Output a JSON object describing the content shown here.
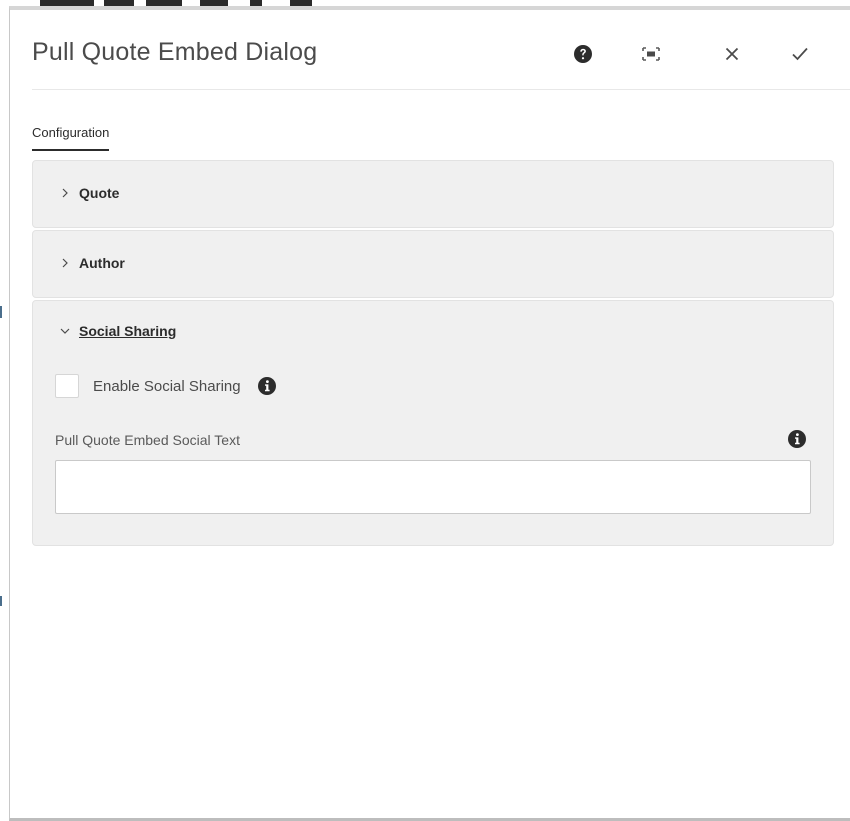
{
  "dialog": {
    "title": "Pull Quote Embed Dialog",
    "header_icons": [
      "help-icon",
      "fullscreen-icon",
      "close-icon",
      "checkmark-icon"
    ]
  },
  "tabs": [
    {
      "label": "Configuration",
      "active": true
    }
  ],
  "sections": {
    "quote": {
      "label": "Quote",
      "expanded": false
    },
    "author": {
      "label": "Author",
      "expanded": false
    },
    "social_sharing": {
      "label": "Social Sharing",
      "expanded": true,
      "checkbox_label": "Enable Social Sharing",
      "checkbox_checked": false,
      "field_label": "Pull Quote Embed Social Text",
      "field_value": "",
      "field_placeholder": ""
    }
  },
  "colors": {
    "panel_bg": "#f0f0f0",
    "text": "#2c2c2c",
    "icon": "#2c2c2c"
  }
}
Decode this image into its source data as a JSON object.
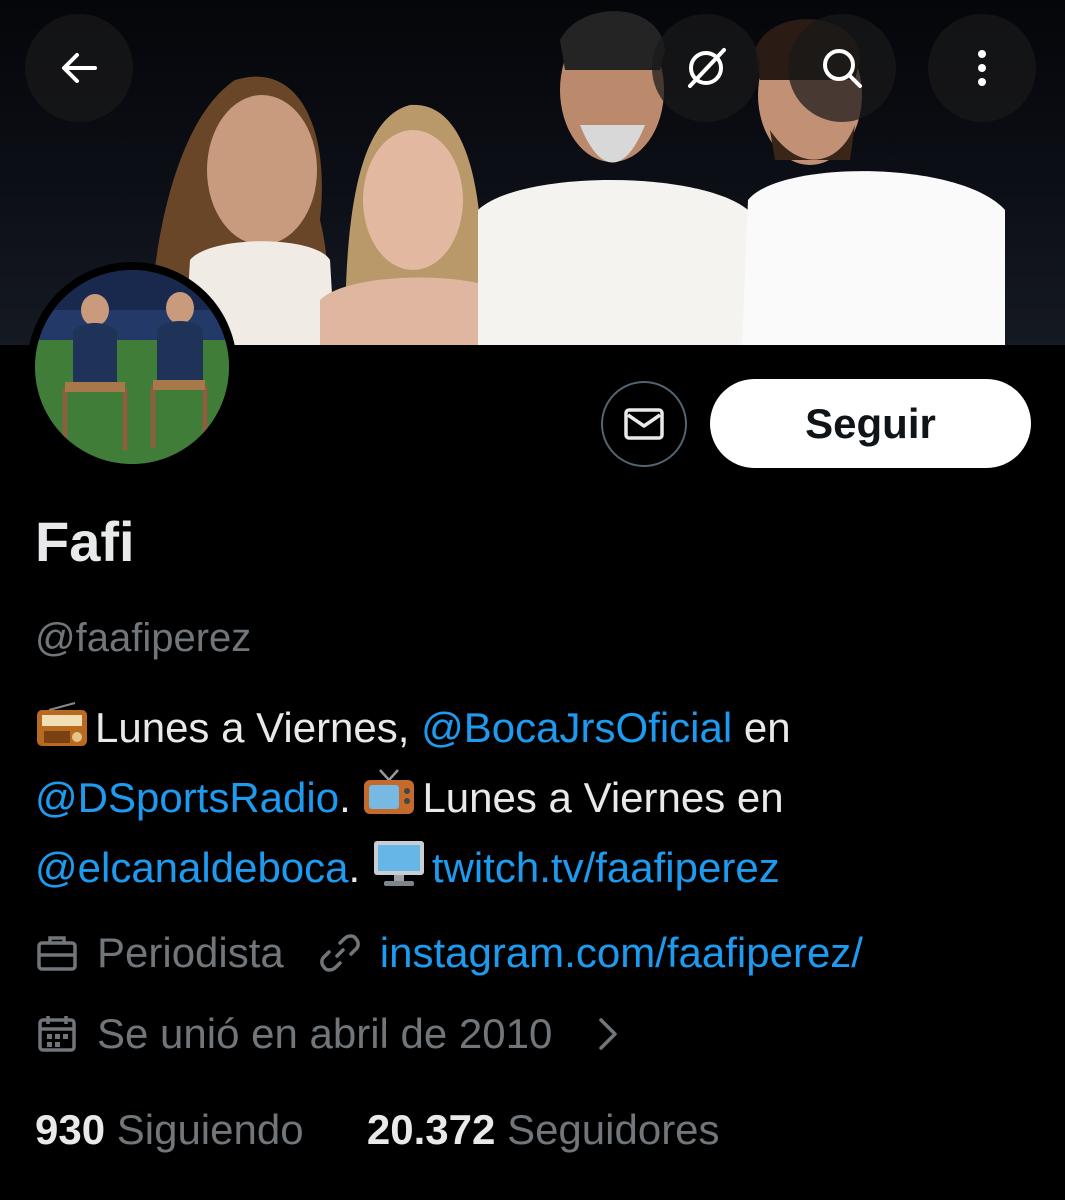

________________________________________

What is required:
Examine the records and pull out every line where the string "object" occurs.

Exercise answer:
Output a JSON object describing the content shown here.
Decode this image into its source data as a JSON object.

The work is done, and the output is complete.